#### [Exercise material]
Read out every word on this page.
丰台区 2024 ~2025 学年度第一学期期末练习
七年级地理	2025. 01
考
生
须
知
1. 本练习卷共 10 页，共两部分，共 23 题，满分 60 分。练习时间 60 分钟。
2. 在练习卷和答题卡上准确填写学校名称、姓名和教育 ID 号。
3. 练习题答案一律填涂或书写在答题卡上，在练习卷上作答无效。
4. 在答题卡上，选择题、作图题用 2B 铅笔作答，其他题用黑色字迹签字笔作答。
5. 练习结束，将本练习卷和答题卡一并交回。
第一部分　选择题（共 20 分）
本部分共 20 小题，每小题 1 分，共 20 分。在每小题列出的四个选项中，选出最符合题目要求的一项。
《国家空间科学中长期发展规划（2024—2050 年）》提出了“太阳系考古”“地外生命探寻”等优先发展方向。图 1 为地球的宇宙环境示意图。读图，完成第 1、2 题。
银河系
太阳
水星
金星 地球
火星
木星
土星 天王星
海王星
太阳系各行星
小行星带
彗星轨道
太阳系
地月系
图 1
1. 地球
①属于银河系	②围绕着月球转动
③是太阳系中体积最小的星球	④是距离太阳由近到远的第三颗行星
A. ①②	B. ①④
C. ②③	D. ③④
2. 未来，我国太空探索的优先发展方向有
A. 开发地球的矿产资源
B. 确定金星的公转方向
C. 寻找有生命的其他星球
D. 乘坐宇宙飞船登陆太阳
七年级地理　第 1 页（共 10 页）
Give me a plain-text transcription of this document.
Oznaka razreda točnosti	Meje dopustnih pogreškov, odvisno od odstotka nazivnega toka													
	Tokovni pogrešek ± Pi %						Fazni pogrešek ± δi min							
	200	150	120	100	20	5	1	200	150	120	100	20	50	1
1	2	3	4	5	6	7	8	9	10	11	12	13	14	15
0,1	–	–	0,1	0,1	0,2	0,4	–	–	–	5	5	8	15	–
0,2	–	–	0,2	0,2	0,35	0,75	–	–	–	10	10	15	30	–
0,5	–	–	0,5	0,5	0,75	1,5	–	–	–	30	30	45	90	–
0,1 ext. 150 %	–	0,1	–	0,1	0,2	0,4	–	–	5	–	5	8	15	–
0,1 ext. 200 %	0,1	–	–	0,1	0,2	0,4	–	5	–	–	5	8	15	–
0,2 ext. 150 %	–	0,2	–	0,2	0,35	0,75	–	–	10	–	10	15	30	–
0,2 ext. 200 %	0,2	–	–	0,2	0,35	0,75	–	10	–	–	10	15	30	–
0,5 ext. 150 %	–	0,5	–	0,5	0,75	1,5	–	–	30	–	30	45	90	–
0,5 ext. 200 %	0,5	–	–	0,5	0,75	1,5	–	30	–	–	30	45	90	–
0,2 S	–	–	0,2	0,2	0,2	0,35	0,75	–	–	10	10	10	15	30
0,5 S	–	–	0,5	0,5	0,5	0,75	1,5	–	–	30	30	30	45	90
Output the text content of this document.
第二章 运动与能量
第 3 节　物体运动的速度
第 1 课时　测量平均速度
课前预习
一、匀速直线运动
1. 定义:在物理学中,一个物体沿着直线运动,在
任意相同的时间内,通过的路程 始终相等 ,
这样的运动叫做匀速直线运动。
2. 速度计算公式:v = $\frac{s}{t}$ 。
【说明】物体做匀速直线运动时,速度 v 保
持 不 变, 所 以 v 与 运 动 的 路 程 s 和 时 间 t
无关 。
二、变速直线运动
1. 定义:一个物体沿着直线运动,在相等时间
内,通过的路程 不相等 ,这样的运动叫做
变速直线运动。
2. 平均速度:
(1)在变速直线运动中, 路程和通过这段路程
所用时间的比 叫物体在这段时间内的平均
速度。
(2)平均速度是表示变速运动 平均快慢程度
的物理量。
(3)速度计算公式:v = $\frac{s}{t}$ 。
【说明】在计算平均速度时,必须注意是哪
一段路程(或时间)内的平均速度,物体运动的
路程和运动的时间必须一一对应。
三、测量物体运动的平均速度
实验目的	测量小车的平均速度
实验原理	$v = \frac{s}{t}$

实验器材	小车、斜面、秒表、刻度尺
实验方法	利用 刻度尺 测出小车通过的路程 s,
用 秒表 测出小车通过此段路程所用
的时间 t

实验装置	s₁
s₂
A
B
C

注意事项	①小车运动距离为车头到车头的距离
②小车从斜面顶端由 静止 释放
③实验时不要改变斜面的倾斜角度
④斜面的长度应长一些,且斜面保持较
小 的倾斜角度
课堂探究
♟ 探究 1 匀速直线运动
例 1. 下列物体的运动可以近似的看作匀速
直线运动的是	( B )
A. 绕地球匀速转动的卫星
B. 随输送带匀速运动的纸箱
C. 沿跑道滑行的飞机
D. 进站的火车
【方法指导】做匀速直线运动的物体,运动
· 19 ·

#### [Requirement]
Recopy the entries above exactly, with every line included.

#### [Output of the exercise]
Read out every word on this page.
丰台区 2024 ~2025 学年度第一学期期末练习
七年级地理	2025. 01
考
生
须
知
1. 本练习卷共 10 页，共两部分，共 23 题，满分 60 分。练习时间 60 分钟。
2. 在练习卷和答题卡上准确填写学校名称、姓名和教育 ID 号。
3. 练习题答案一律填涂或书写在答题卡上，在练习卷上作答无效。
4. 在答题卡上，选择题、作图题用 2B 铅笔作答，其他题用黑色字迹签字笔作答。
5. 练习结束，将本练习卷和答题卡一并交回。
第一部分　选择题（共 20 分）
本部分共 20 小题，每小题 1 分，共 20 分。在每小题列出的四个选项中，选出最符合题目要求的一项。
《国家空间科学中长期发展规划（2024—2050 年）》提出了“太阳系考古”“地外生命探寻”等优先发展方向。图 1 为地球的宇宙环境示意图。读图，完成第 1、2 题。
银河系
太阳
水星
金星 地球
火星
木星
土星 天王星
海王星
太阳系各行星
小行星带
彗星轨道
太阳系
地月系
图 1
1. 地球
①属于银河系	②围绕着月球转动
③是太阳系中体积最小的星球	④是距离太阳由近到远的第三颗行星
A. ①②	B. ①④
C. ②③	D. ③④
2. 未来，我国太空探索的优先发展方向有
A. 开发地球的矿产资源
B. 确定金星的公转方向
C. 寻找有生命的其他星球
D. 乘坐宇宙飞船登陆太阳
七年级地理　第 1 页（共 10 页）
Give me a plain-text transcription of this document.
Oznaka razreda točnosti	Meje dopustnih pogreškov, odvisno od odstotka nazivnega toka													
	Tokovni pogrešek ± Pi %						Fazni pogrešek ± δi min							
	200	150	120	100	20	5	1	200	150	120	100	20	50	1
1	2	3	4	5	6	7	8	9	10	11	12	13	14	15
0,1	–	–	0,1	0,1	0,2	0,4	–	–	–	5	5	8	15	–
0,2	–	–	0,2	0,2	0,35	0,75	–	–	–	10	10	15	30	–
0,5	–	–	0,5	0,5	0,75	1,5	–	–	–	30	30	45	90	–
0,1 ext. 150 %	–	0,1	–	0,1	0,2	0,4	–	–	5	–	5	8	15	–
0,1 ext. 200 %	0,1	–	–	0,1	0,2	0,4	–	5	–	–	5	8	15	–
0,2 ext. 150 %	–	0,2	–	0,2	0,35	0,75	–	–	10	–	10	15	30	–
0,2 ext. 200 %	0,2	–	–	0,2	0,35	0,75	–	10	–	–	10	15	30	–
0,5 ext. 150 %	–	0,5	–	0,5	0,75	1,5	–	–	30	–	30	45	90	–
0,5 ext. 200 %	0,5	–	–	0,5	0,75	1,5	–	30	–	–	30	45	90	–
0,2 S	–	–	0,2	0,2	0,2	0,35	0,75	–	–	10	10	10	15	30
0,5 S	–	–	0,5	0,5	0,5	0,75	1,5	–	–	30	30	30	45	90
Output the text content of this document.
第二章 运动与能量
第 3 节　物体运动的速度
第 1 课时　测量平均速度
课前预习
一、匀速直线运动
1. 定义:在物理学中,一个物体沿着直线运动,在
任意相同的时间内,通过的路程 始终相等 ,
这样的运动叫做匀速直线运动。
2. 速度计算公式:v = $\frac{s}{t}$ 。
【说明】物体做匀速直线运动时,速度 v 保
持 不 变, 所 以 v 与 运 动 的 路 程 s 和 时 间 t
无关 。
二、变速直线运动
1. 定义:一个物体沿着直线运动,在相等时间
内,通过的路程 不相等 ,这样的运动叫做
变速直线运动。
2. 平均速度:
(1)在变速直线运动中, 路程和通过这段路程
所用时间的比 叫物体在这段时间内的平均
速度。
(2)平均速度是表示变速运动 平均快慢程度
的物理量。
(3)速度计算公式:v = $\frac{s}{t}$ 。
【说明】在计算平均速度时,必须注意是哪
一段路程(或时间)内的平均速度,物体运动的
路程和运动的时间必须一一对应。
三、测量物体运动的平均速度
实验目的	测量小车的平均速度
实验原理	$v = \frac{s}{t}$

实验器材	小车、斜面、秒表、刻度尺
实验方法	利用 刻度尺 测出小车通过的路程 s,
用 秒表 测出小车通过此段路程所用
的时间 t

实验装置	s₁
s₂
A
B
C

注意事项	①小车运动距离为车头到车头的距离
②小车从斜面顶端由 静止 释放
③实验时不要改变斜面的倾斜角度
④斜面的长度应长一些,且斜面保持较
小 的倾斜角度
课堂探究
♟ 探究 1 匀速直线运动
例 1. 下列物体的运动可以近似的看作匀速
直线运动的是	( B )
A. 绕地球匀速转动的卫星
B. 随输送带匀速运动的纸箱
C. 沿跑道滑行的飞机
D. 进站的火车
【方法指导】做匀速直线运动的物体,运动
· 19 ·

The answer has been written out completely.